-- START OF Data provided --
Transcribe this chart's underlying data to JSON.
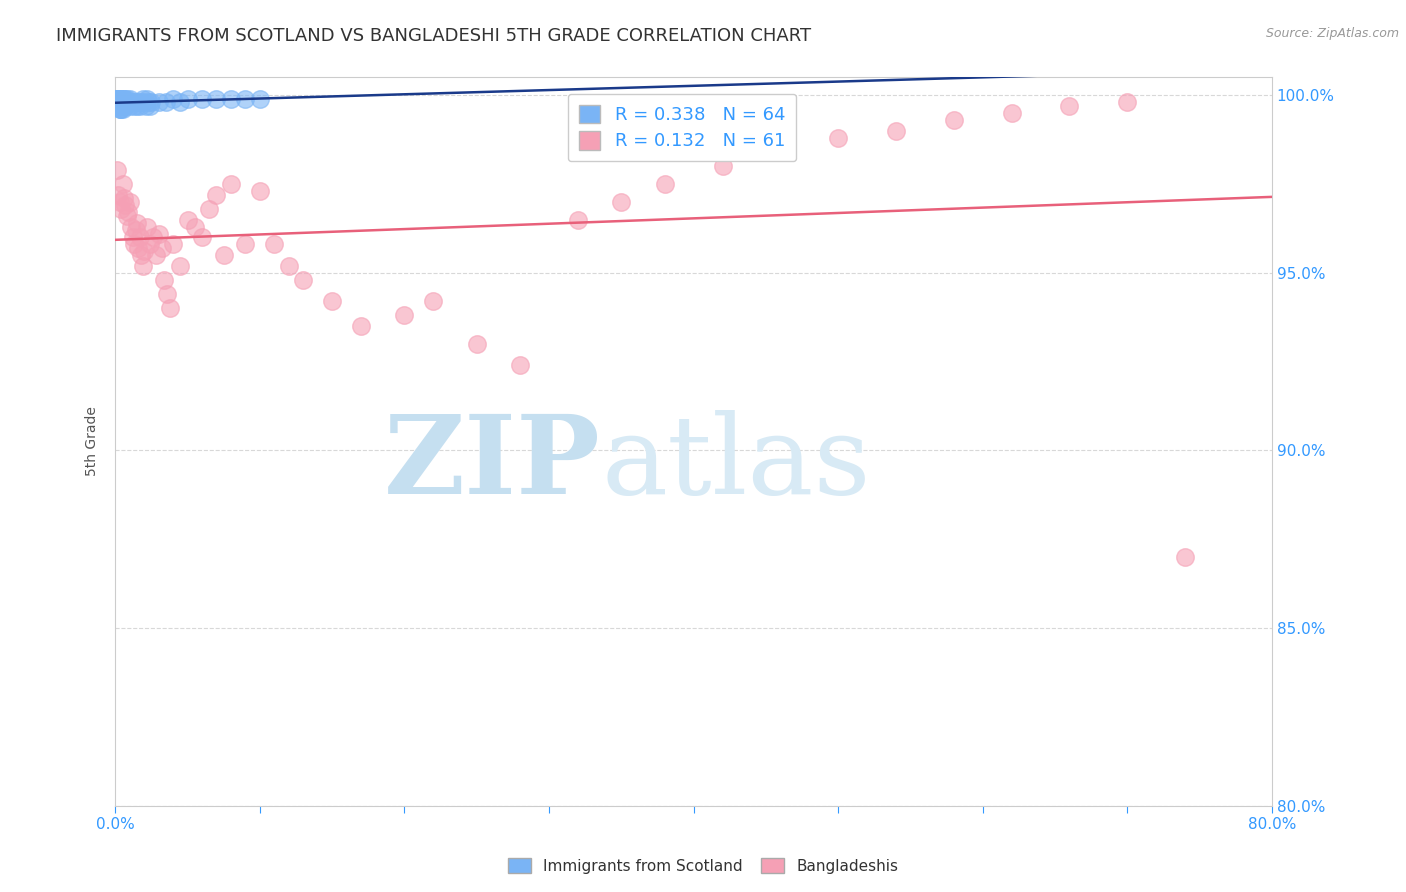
{
  "title": "IMMIGRANTS FROM SCOTLAND VS BANGLADESHI 5TH GRADE CORRELATION CHART",
  "source": "Source: ZipAtlas.com",
  "ylabel": "5th Grade",
  "xlim": [
    0.0,
    0.8
  ],
  "ylim": [
    0.8,
    1.005
  ],
  "xticks": [
    0.0,
    0.1,
    0.2,
    0.3,
    0.4,
    0.5,
    0.6,
    0.7,
    0.8
  ],
  "yticks": [
    0.8,
    0.85,
    0.9,
    0.95,
    1.0
  ],
  "yticklabels": [
    "80.0%",
    "85.0%",
    "90.0%",
    "95.0%",
    "100.0%"
  ],
  "scotland_R": 0.338,
  "scotland_N": 64,
  "bangladesh_R": 0.132,
  "bangladesh_N": 61,
  "scotland_color": "#7ab4f5",
  "bangladesh_color": "#f5a0b5",
  "trend_scotland_color": "#1a3a8a",
  "trend_bangladesh_color": "#e8607a",
  "legend_color": "#3399ff",
  "watermark_color": "#daeef8",
  "watermark_zip": "ZIP",
  "watermark_atlas": "atlas",
  "grid_color": "#d8d8d8",
  "axis_color": "#cccccc",
  "tick_color": "#3399ff",
  "title_color": "#333333",
  "title_fontsize": 13,
  "label_fontsize": 10,
  "scotland_x": [
    0.001,
    0.001,
    0.001,
    0.001,
    0.001,
    0.002,
    0.002,
    0.002,
    0.002,
    0.002,
    0.002,
    0.002,
    0.002,
    0.003,
    0.003,
    0.003,
    0.003,
    0.003,
    0.003,
    0.003,
    0.004,
    0.004,
    0.004,
    0.004,
    0.004,
    0.005,
    0.005,
    0.005,
    0.005,
    0.006,
    0.006,
    0.006,
    0.007,
    0.007,
    0.008,
    0.008,
    0.009,
    0.01,
    0.01,
    0.011,
    0.012,
    0.013,
    0.014,
    0.015,
    0.016,
    0.017,
    0.018,
    0.019,
    0.02,
    0.021,
    0.022,
    0.023,
    0.024,
    0.025,
    0.03,
    0.035,
    0.04,
    0.045,
    0.05,
    0.06,
    0.07,
    0.08,
    0.09,
    0.1
  ],
  "scotland_y": [
    0.999,
    0.999,
    0.999,
    0.998,
    0.998,
    0.999,
    0.999,
    0.999,
    0.999,
    0.998,
    0.998,
    0.998,
    0.997,
    0.999,
    0.999,
    0.998,
    0.998,
    0.997,
    0.996,
    0.996,
    0.999,
    0.998,
    0.998,
    0.997,
    0.996,
    0.999,
    0.998,
    0.997,
    0.996,
    0.999,
    0.998,
    0.997,
    0.999,
    0.997,
    0.999,
    0.998,
    0.998,
    0.999,
    0.997,
    0.998,
    0.998,
    0.997,
    0.998,
    0.997,
    0.998,
    0.997,
    0.998,
    0.999,
    0.998,
    0.997,
    0.999,
    0.998,
    0.997,
    0.998,
    0.998,
    0.998,
    0.999,
    0.998,
    0.999,
    0.999,
    0.999,
    0.999,
    0.999,
    0.999
  ],
  "bangladesh_x": [
    0.001,
    0.002,
    0.003,
    0.004,
    0.005,
    0.006,
    0.007,
    0.008,
    0.009,
    0.01,
    0.011,
    0.012,
    0.013,
    0.014,
    0.015,
    0.016,
    0.017,
    0.018,
    0.019,
    0.02,
    0.022,
    0.024,
    0.026,
    0.028,
    0.03,
    0.032,
    0.034,
    0.036,
    0.038,
    0.04,
    0.045,
    0.05,
    0.055,
    0.06,
    0.065,
    0.07,
    0.075,
    0.08,
    0.09,
    0.1,
    0.11,
    0.12,
    0.13,
    0.15,
    0.17,
    0.2,
    0.22,
    0.25,
    0.28,
    0.32,
    0.35,
    0.38,
    0.42,
    0.46,
    0.5,
    0.54,
    0.58,
    0.62,
    0.66,
    0.7,
    0.74
  ],
  "bangladesh_y": [
    0.979,
    0.972,
    0.97,
    0.968,
    0.975,
    0.971,
    0.969,
    0.966,
    0.967,
    0.97,
    0.963,
    0.96,
    0.958,
    0.962,
    0.964,
    0.957,
    0.96,
    0.955,
    0.952,
    0.956,
    0.963,
    0.958,
    0.96,
    0.955,
    0.961,
    0.957,
    0.948,
    0.944,
    0.94,
    0.958,
    0.952,
    0.965,
    0.963,
    0.96,
    0.968,
    0.972,
    0.955,
    0.975,
    0.958,
    0.973,
    0.958,
    0.952,
    0.948,
    0.942,
    0.935,
    0.938,
    0.942,
    0.93,
    0.924,
    0.965,
    0.97,
    0.975,
    0.98,
    0.985,
    0.988,
    0.99,
    0.993,
    0.995,
    0.997,
    0.998,
    0.87
  ]
}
-- END OF Data provided --
Exercise: Reproduce the material word for word, minus the images.

Correct response:
Transcribe this chart's underlying data to JSON.
{
  "title": "IMMIGRANTS FROM SCOTLAND VS BANGLADESHI 5TH GRADE CORRELATION CHART",
  "source": "Source: ZipAtlas.com",
  "ylabel": "5th Grade",
  "xlim": [
    0.0,
    0.8
  ],
  "ylim": [
    0.8,
    1.005
  ],
  "xticks": [
    0.0,
    0.1,
    0.2,
    0.3,
    0.4,
    0.5,
    0.6,
    0.7,
    0.8
  ],
  "yticks": [
    0.8,
    0.85,
    0.9,
    0.95,
    1.0
  ],
  "yticklabels": [
    "80.0%",
    "85.0%",
    "90.0%",
    "95.0%",
    "100.0%"
  ],
  "scotland_R": 0.338,
  "scotland_N": 64,
  "bangladesh_R": 0.132,
  "bangladesh_N": 61,
  "scotland_color": "#7ab4f5",
  "bangladesh_color": "#f5a0b5",
  "trend_scotland_color": "#1a3a8a",
  "trend_bangladesh_color": "#e8607a",
  "legend_color": "#3399ff",
  "watermark_color": "#daeef8",
  "watermark_zip": "ZIP",
  "watermark_atlas": "atlas",
  "grid_color": "#d8d8d8",
  "axis_color": "#cccccc",
  "tick_color": "#3399ff",
  "title_color": "#333333",
  "title_fontsize": 13,
  "label_fontsize": 10,
  "scotland_x": [
    0.001,
    0.001,
    0.001,
    0.001,
    0.001,
    0.002,
    0.002,
    0.002,
    0.002,
    0.002,
    0.002,
    0.002,
    0.002,
    0.003,
    0.003,
    0.003,
    0.003,
    0.003,
    0.003,
    0.003,
    0.004,
    0.004,
    0.004,
    0.004,
    0.004,
    0.005,
    0.005,
    0.005,
    0.005,
    0.006,
    0.006,
    0.006,
    0.007,
    0.007,
    0.008,
    0.008,
    0.009,
    0.01,
    0.01,
    0.011,
    0.012,
    0.013,
    0.014,
    0.015,
    0.016,
    0.017,
    0.018,
    0.019,
    0.02,
    0.021,
    0.022,
    0.023,
    0.024,
    0.025,
    0.03,
    0.035,
    0.04,
    0.045,
    0.05,
    0.06,
    0.07,
    0.08,
    0.09,
    0.1
  ],
  "scotland_y": [
    0.999,
    0.999,
    0.999,
    0.998,
    0.998,
    0.999,
    0.999,
    0.999,
    0.999,
    0.998,
    0.998,
    0.998,
    0.997,
    0.999,
    0.999,
    0.998,
    0.998,
    0.997,
    0.996,
    0.996,
    0.999,
    0.998,
    0.998,
    0.997,
    0.996,
    0.999,
    0.998,
    0.997,
    0.996,
    0.999,
    0.998,
    0.997,
    0.999,
    0.997,
    0.999,
    0.998,
    0.998,
    0.999,
    0.997,
    0.998,
    0.998,
    0.997,
    0.998,
    0.997,
    0.998,
    0.997,
    0.998,
    0.999,
    0.998,
    0.997,
    0.999,
    0.998,
    0.997,
    0.998,
    0.998,
    0.998,
    0.999,
    0.998,
    0.999,
    0.999,
    0.999,
    0.999,
    0.999,
    0.999
  ],
  "bangladesh_x": [
    0.001,
    0.002,
    0.003,
    0.004,
    0.005,
    0.006,
    0.007,
    0.008,
    0.009,
    0.01,
    0.011,
    0.012,
    0.013,
    0.014,
    0.015,
    0.016,
    0.017,
    0.018,
    0.019,
    0.02,
    0.022,
    0.024,
    0.026,
    0.028,
    0.03,
    0.032,
    0.034,
    0.036,
    0.038,
    0.04,
    0.045,
    0.05,
    0.055,
    0.06,
    0.065,
    0.07,
    0.075,
    0.08,
    0.09,
    0.1,
    0.11,
    0.12,
    0.13,
    0.15,
    0.17,
    0.2,
    0.22,
    0.25,
    0.28,
    0.32,
    0.35,
    0.38,
    0.42,
    0.46,
    0.5,
    0.54,
    0.58,
    0.62,
    0.66,
    0.7,
    0.74
  ],
  "bangladesh_y": [
    0.979,
    0.972,
    0.97,
    0.968,
    0.975,
    0.971,
    0.969,
    0.966,
    0.967,
    0.97,
    0.963,
    0.96,
    0.958,
    0.962,
    0.964,
    0.957,
    0.96,
    0.955,
    0.952,
    0.956,
    0.963,
    0.958,
    0.96,
    0.955,
    0.961,
    0.957,
    0.948,
    0.944,
    0.94,
    0.958,
    0.952,
    0.965,
    0.963,
    0.96,
    0.968,
    0.972,
    0.955,
    0.975,
    0.958,
    0.973,
    0.958,
    0.952,
    0.948,
    0.942,
    0.935,
    0.938,
    0.942,
    0.93,
    0.924,
    0.965,
    0.97,
    0.975,
    0.98,
    0.985,
    0.988,
    0.99,
    0.993,
    0.995,
    0.997,
    0.998,
    0.87
  ]
}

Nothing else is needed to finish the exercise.